PROBLEM DETAILS: Pull out every line from the listing that has the word "又は職員".
----------------------------------------
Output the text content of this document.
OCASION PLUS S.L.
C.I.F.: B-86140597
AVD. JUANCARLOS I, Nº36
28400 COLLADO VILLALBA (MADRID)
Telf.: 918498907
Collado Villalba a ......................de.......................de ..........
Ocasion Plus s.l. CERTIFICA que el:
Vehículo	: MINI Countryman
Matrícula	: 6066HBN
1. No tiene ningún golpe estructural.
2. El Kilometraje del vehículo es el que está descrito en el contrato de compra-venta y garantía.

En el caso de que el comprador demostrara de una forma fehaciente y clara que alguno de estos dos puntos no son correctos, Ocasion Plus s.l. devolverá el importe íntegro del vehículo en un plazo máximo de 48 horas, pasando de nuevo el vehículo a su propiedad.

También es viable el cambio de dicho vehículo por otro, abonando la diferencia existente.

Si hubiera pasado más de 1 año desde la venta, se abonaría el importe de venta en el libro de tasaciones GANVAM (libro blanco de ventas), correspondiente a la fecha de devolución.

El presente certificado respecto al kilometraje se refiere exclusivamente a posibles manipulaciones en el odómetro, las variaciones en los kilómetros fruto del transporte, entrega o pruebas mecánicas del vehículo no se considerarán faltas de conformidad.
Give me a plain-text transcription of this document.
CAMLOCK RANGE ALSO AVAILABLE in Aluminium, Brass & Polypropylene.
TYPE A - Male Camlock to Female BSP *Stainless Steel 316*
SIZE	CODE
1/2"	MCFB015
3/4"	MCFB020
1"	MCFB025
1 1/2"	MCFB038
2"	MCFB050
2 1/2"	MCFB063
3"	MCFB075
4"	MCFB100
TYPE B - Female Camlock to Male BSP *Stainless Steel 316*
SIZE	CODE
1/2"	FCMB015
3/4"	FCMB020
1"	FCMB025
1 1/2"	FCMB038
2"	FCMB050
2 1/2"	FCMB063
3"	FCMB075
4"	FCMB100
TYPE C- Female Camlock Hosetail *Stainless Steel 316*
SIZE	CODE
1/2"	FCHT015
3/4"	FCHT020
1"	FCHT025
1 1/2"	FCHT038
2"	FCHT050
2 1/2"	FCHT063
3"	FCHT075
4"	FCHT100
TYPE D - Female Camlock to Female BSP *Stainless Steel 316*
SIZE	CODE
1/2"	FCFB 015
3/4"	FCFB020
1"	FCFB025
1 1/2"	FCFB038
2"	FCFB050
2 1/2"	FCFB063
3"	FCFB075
----------------------------------------
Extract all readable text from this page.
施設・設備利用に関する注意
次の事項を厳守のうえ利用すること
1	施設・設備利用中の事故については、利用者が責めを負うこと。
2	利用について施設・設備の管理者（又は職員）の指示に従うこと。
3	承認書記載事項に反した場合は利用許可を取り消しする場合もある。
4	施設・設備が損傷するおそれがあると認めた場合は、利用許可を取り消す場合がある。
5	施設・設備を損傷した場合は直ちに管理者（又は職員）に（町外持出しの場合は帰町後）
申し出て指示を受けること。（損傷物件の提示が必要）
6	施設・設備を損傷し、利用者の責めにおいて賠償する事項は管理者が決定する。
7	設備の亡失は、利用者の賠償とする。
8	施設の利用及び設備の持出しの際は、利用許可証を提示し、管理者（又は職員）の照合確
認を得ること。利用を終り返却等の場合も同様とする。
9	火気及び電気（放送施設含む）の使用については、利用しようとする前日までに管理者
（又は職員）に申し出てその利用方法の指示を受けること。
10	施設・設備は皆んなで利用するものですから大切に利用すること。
----------------------------------------
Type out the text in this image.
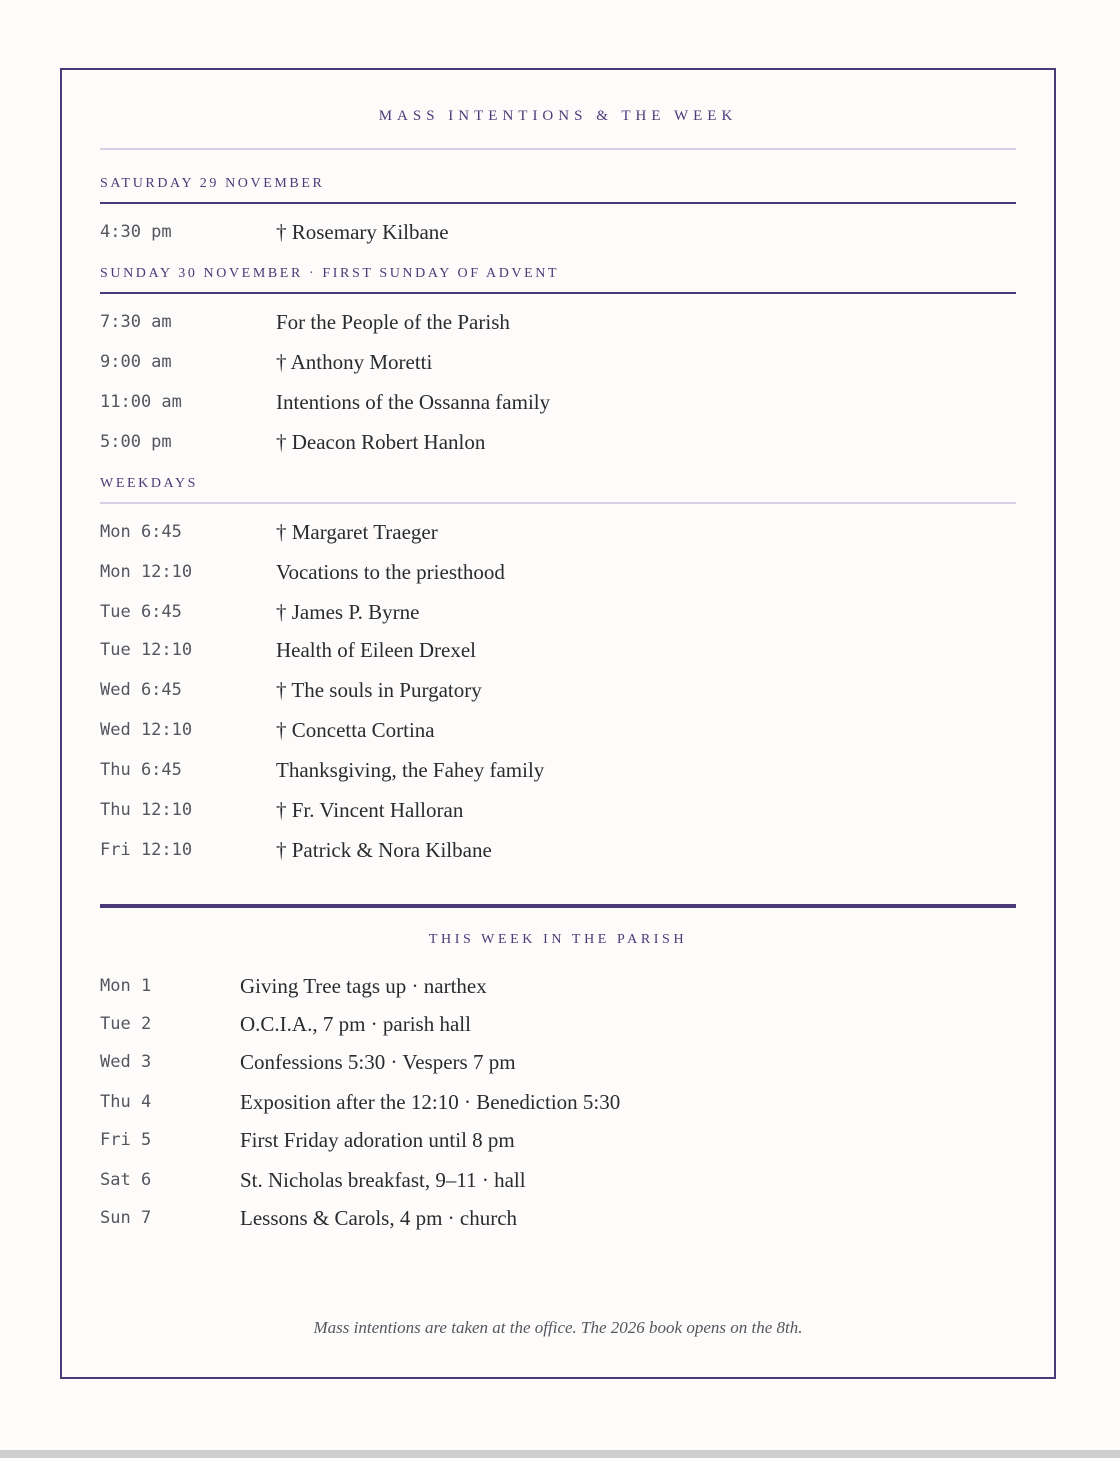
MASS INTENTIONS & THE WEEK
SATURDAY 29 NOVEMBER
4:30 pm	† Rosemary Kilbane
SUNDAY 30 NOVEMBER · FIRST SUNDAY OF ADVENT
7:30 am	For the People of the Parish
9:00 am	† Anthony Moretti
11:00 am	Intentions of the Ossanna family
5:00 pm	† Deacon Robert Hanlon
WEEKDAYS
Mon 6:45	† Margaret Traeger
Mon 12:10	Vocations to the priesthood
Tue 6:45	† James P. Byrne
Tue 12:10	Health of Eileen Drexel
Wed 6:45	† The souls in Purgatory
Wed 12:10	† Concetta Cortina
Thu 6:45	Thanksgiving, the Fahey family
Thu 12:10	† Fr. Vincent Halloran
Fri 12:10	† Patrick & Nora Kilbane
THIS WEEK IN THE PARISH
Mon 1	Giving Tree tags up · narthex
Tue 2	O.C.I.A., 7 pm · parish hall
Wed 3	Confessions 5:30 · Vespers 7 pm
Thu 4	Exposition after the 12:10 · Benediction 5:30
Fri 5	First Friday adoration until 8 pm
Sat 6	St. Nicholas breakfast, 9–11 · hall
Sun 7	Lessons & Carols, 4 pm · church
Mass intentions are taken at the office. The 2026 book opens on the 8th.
----------------------------------------
REPLY TO THE EXERCISE:
2	利用について施設・設備の管理者（又は職員）の指示に従うこと。
5	施設・設備を損傷した場合は直ちに管理者（又は職員）に（町外持出しの場合は帰町後）
8	施設の利用及び設備の持出しの際は、利用許可証を提示し、管理者（又は職員）の照合確
（又は職員）に申し出てその利用方法の指示を受けること。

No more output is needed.